§ Description of the task
Below are the records; locate each line with the word "replies" and copy it.
─── Entries provided ───
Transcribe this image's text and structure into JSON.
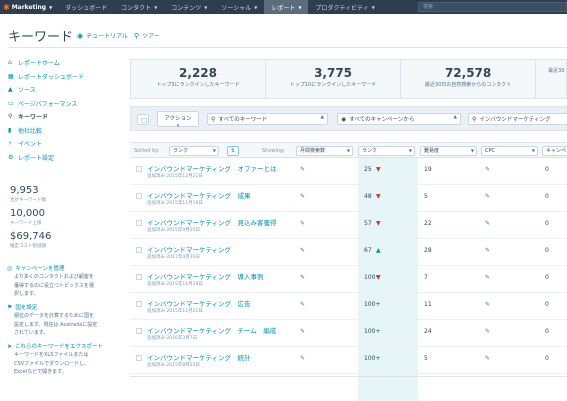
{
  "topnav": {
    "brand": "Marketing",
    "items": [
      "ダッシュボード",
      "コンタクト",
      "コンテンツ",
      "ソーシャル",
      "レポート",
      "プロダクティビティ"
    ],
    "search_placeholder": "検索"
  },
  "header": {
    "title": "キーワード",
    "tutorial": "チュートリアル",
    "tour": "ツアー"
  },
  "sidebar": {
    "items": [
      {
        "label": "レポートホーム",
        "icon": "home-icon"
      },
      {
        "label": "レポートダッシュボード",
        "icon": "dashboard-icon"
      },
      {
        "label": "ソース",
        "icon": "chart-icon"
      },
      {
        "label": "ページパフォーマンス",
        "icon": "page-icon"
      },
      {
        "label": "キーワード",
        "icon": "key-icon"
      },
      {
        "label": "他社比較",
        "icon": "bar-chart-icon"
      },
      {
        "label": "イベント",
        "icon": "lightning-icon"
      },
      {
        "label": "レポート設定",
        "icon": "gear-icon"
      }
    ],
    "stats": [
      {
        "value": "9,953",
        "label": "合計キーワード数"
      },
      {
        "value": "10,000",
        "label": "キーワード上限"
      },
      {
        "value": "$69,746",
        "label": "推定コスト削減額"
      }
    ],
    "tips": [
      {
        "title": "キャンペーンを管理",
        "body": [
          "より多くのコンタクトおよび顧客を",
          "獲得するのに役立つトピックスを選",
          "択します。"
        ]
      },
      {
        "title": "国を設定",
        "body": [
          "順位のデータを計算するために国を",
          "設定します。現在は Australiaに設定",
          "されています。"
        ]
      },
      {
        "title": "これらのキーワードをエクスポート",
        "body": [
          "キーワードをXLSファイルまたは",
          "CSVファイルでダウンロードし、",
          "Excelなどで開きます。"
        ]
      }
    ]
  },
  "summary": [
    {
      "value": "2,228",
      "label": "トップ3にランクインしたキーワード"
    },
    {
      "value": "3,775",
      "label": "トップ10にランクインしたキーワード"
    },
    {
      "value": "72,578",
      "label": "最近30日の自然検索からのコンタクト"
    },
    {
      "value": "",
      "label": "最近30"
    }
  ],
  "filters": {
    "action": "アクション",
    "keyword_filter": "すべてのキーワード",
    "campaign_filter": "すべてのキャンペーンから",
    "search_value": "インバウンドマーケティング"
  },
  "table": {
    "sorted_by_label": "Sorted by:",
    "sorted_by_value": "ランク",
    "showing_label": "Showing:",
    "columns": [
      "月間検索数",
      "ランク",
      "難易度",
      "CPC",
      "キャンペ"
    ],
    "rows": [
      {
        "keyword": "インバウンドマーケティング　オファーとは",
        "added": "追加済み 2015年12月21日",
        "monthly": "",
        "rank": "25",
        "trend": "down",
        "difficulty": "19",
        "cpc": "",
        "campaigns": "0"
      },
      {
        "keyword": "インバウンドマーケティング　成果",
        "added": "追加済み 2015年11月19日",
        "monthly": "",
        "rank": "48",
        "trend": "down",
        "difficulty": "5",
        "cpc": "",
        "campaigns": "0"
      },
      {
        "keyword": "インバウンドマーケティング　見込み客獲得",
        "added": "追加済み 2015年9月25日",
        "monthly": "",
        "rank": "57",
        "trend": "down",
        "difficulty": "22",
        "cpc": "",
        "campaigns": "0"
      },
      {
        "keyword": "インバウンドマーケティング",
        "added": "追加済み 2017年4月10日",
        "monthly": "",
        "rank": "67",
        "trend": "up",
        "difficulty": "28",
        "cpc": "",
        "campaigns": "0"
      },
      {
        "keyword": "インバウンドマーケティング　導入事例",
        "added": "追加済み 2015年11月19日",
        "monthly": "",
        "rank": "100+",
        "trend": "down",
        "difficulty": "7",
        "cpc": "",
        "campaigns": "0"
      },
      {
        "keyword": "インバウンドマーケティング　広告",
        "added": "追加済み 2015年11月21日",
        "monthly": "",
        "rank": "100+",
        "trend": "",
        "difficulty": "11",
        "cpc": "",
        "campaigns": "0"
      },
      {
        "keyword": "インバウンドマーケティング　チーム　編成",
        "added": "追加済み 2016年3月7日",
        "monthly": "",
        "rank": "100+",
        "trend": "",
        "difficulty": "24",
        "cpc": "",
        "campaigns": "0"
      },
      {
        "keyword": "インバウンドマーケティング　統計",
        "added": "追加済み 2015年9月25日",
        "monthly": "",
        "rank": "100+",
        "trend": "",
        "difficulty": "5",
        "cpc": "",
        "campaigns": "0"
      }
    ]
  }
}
───
─── Entries provided ───
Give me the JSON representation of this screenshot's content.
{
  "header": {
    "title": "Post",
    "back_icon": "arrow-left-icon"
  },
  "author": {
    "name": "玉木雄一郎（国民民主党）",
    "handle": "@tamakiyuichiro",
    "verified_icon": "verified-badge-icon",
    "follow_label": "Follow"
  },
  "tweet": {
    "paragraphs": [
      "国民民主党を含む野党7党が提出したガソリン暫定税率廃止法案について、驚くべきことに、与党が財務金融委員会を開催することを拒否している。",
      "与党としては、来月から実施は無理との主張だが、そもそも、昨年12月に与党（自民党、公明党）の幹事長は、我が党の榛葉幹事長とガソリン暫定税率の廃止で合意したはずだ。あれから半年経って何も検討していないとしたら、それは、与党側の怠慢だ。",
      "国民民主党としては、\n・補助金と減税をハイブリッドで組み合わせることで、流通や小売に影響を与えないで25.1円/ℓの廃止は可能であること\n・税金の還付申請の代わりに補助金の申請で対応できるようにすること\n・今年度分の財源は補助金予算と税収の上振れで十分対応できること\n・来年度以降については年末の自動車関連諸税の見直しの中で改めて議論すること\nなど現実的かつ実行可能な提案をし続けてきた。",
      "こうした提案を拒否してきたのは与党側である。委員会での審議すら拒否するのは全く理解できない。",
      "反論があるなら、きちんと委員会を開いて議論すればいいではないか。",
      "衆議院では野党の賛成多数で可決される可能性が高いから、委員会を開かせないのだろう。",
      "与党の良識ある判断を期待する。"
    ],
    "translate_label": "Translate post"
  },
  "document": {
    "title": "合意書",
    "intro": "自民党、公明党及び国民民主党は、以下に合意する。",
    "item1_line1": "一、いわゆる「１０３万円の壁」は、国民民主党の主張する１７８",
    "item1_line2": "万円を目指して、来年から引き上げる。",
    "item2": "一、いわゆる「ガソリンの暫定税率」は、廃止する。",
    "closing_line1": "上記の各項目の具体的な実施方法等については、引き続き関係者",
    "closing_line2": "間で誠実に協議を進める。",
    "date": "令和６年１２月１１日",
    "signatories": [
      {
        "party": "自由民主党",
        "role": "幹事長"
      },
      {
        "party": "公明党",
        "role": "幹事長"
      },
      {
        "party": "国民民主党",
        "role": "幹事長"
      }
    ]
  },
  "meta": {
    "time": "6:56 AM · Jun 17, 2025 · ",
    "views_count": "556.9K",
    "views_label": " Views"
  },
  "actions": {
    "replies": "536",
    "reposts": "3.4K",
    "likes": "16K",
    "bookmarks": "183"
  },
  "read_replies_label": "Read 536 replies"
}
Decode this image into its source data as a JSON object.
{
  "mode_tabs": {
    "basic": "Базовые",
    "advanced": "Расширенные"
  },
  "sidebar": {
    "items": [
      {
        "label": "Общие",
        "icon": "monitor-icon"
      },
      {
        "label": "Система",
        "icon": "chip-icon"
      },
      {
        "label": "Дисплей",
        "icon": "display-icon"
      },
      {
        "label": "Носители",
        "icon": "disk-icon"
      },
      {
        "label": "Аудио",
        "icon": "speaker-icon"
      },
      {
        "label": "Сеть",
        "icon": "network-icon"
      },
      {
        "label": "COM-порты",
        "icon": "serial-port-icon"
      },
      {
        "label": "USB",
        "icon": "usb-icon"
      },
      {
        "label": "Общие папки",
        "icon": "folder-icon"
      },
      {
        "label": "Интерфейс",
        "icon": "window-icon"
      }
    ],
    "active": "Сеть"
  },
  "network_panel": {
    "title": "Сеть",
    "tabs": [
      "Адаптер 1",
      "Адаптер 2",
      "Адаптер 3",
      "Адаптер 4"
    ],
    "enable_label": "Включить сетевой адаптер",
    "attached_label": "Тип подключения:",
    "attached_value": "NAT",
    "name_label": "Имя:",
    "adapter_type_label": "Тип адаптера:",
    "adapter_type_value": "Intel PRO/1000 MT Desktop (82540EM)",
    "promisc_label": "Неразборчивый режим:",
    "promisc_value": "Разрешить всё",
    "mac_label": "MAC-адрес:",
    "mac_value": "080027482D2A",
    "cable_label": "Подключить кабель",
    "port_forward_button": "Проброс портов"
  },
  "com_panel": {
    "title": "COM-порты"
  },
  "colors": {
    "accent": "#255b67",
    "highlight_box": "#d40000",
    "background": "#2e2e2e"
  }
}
───
§ Full answer
    "replies": "536",
  "read_replies_label": "Read 536 replies"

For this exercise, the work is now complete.